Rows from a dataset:
^^^^
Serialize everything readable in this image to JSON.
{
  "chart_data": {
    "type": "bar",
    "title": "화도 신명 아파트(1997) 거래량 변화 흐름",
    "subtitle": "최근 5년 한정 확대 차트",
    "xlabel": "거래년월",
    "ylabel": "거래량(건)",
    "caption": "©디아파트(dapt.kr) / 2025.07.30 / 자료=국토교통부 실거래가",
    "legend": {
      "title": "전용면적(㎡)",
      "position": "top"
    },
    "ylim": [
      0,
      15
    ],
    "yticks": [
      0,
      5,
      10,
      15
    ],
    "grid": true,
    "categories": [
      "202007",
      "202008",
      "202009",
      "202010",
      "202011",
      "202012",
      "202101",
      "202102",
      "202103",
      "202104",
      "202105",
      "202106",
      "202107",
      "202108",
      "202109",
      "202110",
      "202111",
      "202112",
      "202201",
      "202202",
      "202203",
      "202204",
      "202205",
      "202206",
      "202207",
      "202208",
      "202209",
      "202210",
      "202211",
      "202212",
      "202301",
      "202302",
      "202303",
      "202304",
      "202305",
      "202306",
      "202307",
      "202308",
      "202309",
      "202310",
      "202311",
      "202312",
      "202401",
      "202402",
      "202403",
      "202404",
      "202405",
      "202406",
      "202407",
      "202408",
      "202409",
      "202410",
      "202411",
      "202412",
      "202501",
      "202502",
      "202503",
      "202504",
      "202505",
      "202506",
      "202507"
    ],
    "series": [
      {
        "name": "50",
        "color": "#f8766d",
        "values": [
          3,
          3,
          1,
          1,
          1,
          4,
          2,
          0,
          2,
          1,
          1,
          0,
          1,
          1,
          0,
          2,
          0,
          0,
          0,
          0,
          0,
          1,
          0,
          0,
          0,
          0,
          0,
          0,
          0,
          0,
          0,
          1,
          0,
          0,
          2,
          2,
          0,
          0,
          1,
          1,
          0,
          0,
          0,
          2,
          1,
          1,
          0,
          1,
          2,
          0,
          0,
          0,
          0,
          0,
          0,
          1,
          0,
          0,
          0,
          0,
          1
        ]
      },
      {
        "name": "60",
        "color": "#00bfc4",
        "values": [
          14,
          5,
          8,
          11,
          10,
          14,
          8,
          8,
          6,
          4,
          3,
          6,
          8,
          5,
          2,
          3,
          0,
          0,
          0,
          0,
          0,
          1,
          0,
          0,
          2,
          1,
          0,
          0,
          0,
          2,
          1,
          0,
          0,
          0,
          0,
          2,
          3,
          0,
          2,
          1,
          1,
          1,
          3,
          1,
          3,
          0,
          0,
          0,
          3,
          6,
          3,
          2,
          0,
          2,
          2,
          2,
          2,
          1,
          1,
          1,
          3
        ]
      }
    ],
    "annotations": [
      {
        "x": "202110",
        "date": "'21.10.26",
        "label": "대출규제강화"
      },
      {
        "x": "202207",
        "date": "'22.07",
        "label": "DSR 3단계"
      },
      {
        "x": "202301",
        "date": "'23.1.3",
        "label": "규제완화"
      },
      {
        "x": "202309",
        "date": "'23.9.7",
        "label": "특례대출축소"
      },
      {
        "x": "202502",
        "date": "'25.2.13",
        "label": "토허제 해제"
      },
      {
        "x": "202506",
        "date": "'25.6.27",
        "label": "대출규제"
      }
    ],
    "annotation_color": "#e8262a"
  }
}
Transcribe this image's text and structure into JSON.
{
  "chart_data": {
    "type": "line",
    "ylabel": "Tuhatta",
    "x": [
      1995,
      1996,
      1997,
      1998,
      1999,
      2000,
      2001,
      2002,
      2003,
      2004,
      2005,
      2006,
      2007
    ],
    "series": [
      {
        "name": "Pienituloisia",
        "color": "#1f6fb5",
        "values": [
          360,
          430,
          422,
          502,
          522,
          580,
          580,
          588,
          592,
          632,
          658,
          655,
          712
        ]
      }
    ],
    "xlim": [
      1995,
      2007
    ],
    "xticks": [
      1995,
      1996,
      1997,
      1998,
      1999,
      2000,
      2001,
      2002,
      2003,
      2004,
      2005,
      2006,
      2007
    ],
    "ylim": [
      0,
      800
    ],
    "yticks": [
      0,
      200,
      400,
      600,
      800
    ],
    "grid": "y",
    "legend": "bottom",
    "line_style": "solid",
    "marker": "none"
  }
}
^^^^
**Exercise task**
Retype all the material above precisely, with no line left out.

**Expected answer**
Serialize everything readable in this image to JSON.
{
  "chart_data": {
    "type": "bar",
    "title": "화도 신명 아파트(1997) 거래량 변화 흐름",
    "subtitle": "최근 5년 한정 확대 차트",
    "xlabel": "거래년월",
    "ylabel": "거래량(건)",
    "caption": "©디아파트(dapt.kr) / 2025.07.30 / 자료=국토교통부 실거래가",
    "legend": {
      "title": "전용면적(㎡)",
      "position": "top"
    },
    "ylim": [
      0,
      15
    ],
    "yticks": [
      0,
      5,
      10,
      15
    ],
    "grid": true,
    "categories": [
      "202007",
      "202008",
      "202009",
      "202010",
      "202011",
      "202012",
      "202101",
      "202102",
      "202103",
      "202104",
      "202105",
      "202106",
      "202107",
      "202108",
      "202109",
      "202110",
      "202111",
      "202112",
      "202201",
      "202202",
      "202203",
      "202204",
      "202205",
      "202206",
      "202207",
      "202208",
      "202209",
      "202210",
      "202211",
      "202212",
      "202301",
      "202302",
      "202303",
      "202304",
      "202305",
      "202306",
      "202307",
      "202308",
      "202309",
      "202310",
      "202311",
      "202312",
      "202401",
      "202402",
      "202403",
      "202404",
      "202405",
      "202406",
      "202407",
      "202408",
      "202409",
      "202410",
      "202411",
      "202412",
      "202501",
      "202502",
      "202503",
      "202504",
      "202505",
      "202506",
      "202507"
    ],
    "series": [
      {
        "name": "50",
        "color": "#f8766d",
        "values": [
          3,
          3,
          1,
          1,
          1,
          4,
          2,
          0,
          2,
          1,
          1,
          0,
          1,
          1,
          0,
          2,
          0,
          0,
          0,
          0,
          0,
          1,
          0,
          0,
          0,
          0,
          0,
          0,
          0,
          0,
          0,
          1,
          0,
          0,
          2,
          2,
          0,
          0,
          1,
          1,
          0,
          0,
          0,
          2,
          1,
          1,
          0,
          1,
          2,
          0,
          0,
          0,
          0,
          0,
          0,
          1,
          0,
          0,
          0,
          0,
          1
        ]
      },
      {
        "name": "60",
        "color": "#00bfc4",
        "values": [
          14,
          5,
          8,
          11,
          10,
          14,
          8,
          8,
          6,
          4,
          3,
          6,
          8,
          5,
          2,
          3,
          0,
          0,
          0,
          0,
          0,
          1,
          0,
          0,
          2,
          1,
          0,
          0,
          0,
          2,
          1,
          0,
          0,
          0,
          0,
          2,
          3,
          0,
          2,
          1,
          1,
          1,
          3,
          1,
          3,
          0,
          0,
          0,
          3,
          6,
          3,
          2,
          0,
          2,
          2,
          2,
          2,
          1,
          1,
          1,
          3
        ]
      }
    ],
    "annotations": [
      {
        "x": "202110",
        "date": "'21.10.26",
        "label": "대출규제강화"
      },
      {
        "x": "202207",
        "date": "'22.07",
        "label": "DSR 3단계"
      },
      {
        "x": "202301",
        "date": "'23.1.3",
        "label": "규제완화"
      },
      {
        "x": "202309",
        "date": "'23.9.7",
        "label": "특례대출축소"
      },
      {
        "x": "202502",
        "date": "'25.2.13",
        "label": "토허제 해제"
      },
      {
        "x": "202506",
        "date": "'25.6.27",
        "label": "대출규제"
      }
    ],
    "annotation_color": "#e8262a"
  }
}
Transcribe this image's text and structure into JSON.
{
  "chart_data": {
    "type": "line",
    "ylabel": "Tuhatta",
    "x": [
      1995,
      1996,
      1997,
      1998,
      1999,
      2000,
      2001,
      2002,
      2003,
      2004,
      2005,
      2006,
      2007
    ],
    "series": [
      {
        "name": "Pienituloisia",
        "color": "#1f6fb5",
        "values": [
          360,
          430,
          422,
          502,
          522,
          580,
          580,
          588,
          592,
          632,
          658,
          655,
          712
        ]
      }
    ],
    "xlim": [
      1995,
      2007
    ],
    "xticks": [
      1995,
      1996,
      1997,
      1998,
      1999,
      2000,
      2001,
      2002,
      2003,
      2004,
      2005,
      2006,
      2007
    ],
    "ylim": [
      0,
      800
    ],
    "yticks": [
      0,
      200,
      400,
      600,
      800
    ],
    "grid": "y",
    "legend": "bottom",
    "line_style": "solid",
    "marker": "none"
  }
}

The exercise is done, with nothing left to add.